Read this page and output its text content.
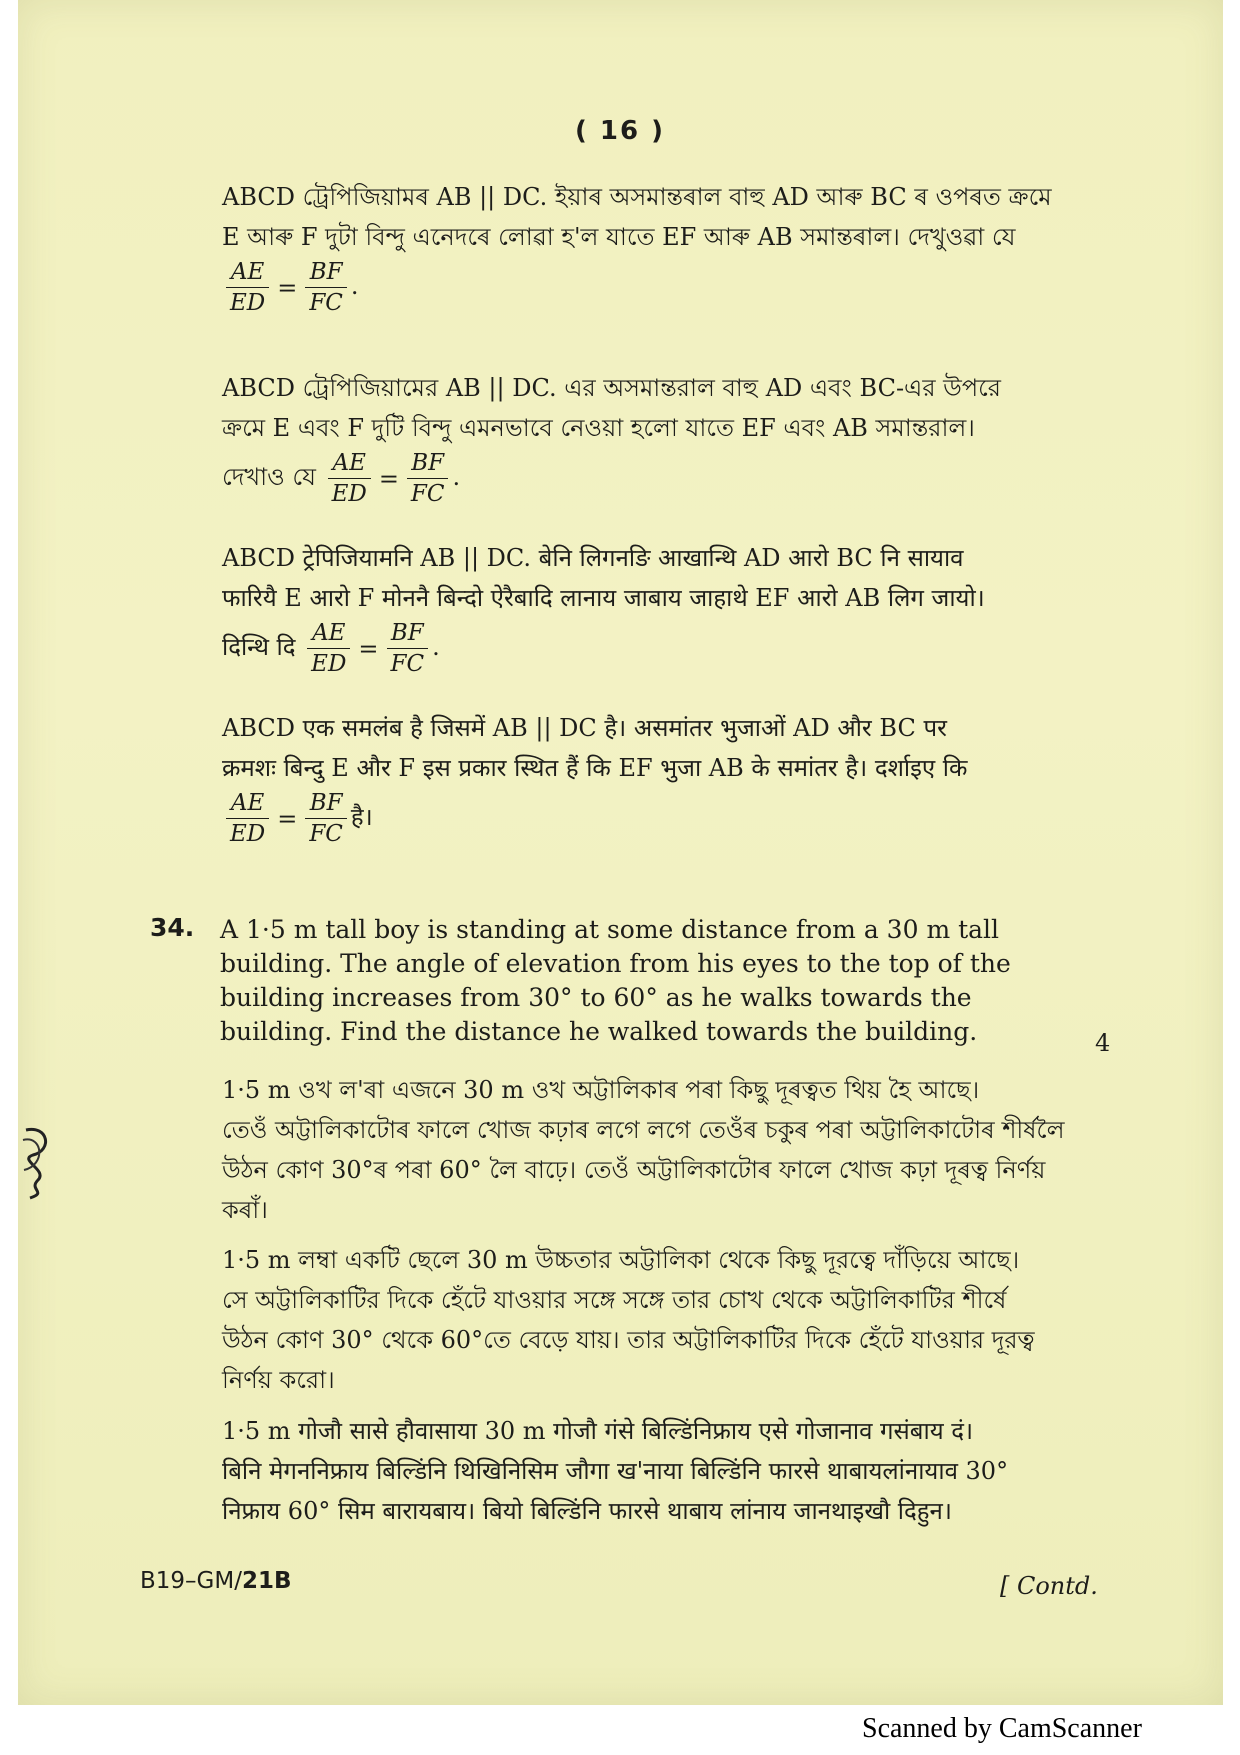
( 16 )
ABCD ট্ৰেপিজিয়ামৰ AB || DC. ইয়াৰ অসমান্তৰাল বাহু AD আৰু BC ৰ ওপৰত ক্ৰমে
E আৰু F দুটা বিন্দু এনেদৰে লোৱা হ'ল যাতে EF আৰু AB সমান্তৰাল। দেখুওৱা যে
$\frac{AE}{ED} = \frac{BF}{FC}$ .
ABCD ট্রেপিজিয়ামের AB || DC. এর অসমান্তরাল বাহু AD এবং BC-এর উপরে
ক্রমে E এবং F দুটি বিন্দু এমনভাবে নেওয়া হলো যাতে EF এবং AB সমান্তরাল।
দেখাও যে $\frac{AE}{ED} = \frac{BF}{FC}$ .
ABCD ट्रेपिजियामनि AB || DC. बेनि लिगनङि आखान्थि AD आरो BC नि सायाव
फारियै E आरो F मोननै बिन्दो ऐरैबादि लानाय जाबाय जाहाथे EF आरो AB लिग जायो।
दिन्थि दि $\frac{AE}{ED} = \frac{BF}{FC}$ .
ABCD एक समलंब है जिसमें AB || DC है। असमांतर भुजाओं AD और BC पर
क्रमशः बिन्दु E और F इस प्रकार स्थित हैं कि EF भुजा AB के समांतर है। दर्शाइए कि
$\frac{AE}{ED} = \frac{BF}{FC}$ है।
34. A 1·5 m tall boy is standing at some distance from a 30 m tall
building. The angle of elevation from his eyes to the top of the
building increases from 30° to 60° as he walks towards the
building. Find the distance he walked towards the building.	4
1·5 m ওখ ল'ৰা এজনে 30 m ওখ অট্টালিকাৰ পৰা কিছু দূৰত্বত থিয় হৈ আছে।
তেওঁ অট্টালিকাটোৰ ফালে খোজ কঢ়াৰ লগে লগে তেওঁৰ চকুৰ পৰা অট্টালিকাটোৰ শীৰ্ষলৈ
উঠন কোণ 30°ৰ পৰা 60° লৈ বাঢ়ে। তেওঁ অট্টালিকাটোৰ ফালে খোজ কঢ়া দূৰত্ব নিৰ্ণয়
কৰাঁ।
1·5 m লম্বা একটি ছেলে 30 m উচ্চতার অট্টালিকা থেকে কিছু দূরত্বে দাঁড়িয়ে আছে।
সে অট্টালিকাটির দিকে হেঁটে যাওয়ার সঙ্গে সঙ্গে তার চোখ থেকে অট্টালিকাটির শীর্ষে
উঠন কোণ 30° থেকে 60°তে বেড়ে যায়। তার অট্টালিকাটির দিকে হেঁটে যাওয়ার দূরত্ব
নির্ণয় করো।
1·5 m गोजौ सासे हौवासाया 30 m गोजौ गंसे बिल्डिंनिफ्राय एसे गोजानाव गसंबाय दं।
बिनि मेगननिफ्राय बिल्डिंनि थिखिनिसिम जौगा ख'नाया बिल्डिंनि फारसे थाबायलांनायाव 30°
निफ्राय 60° सिम बारायबाय। बियो बिल्डिंनि फारसे थाबाय लांनाय जानथाइखौ दिहुन।
B19–GM/21B	[ Contd.
Scanned by CamScanner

------------

Give every line of the material that includes the string "towards".

Written response ::
building increases from 30° to 60° as he walks towards the
building. Find the distance he walked towards the building.	4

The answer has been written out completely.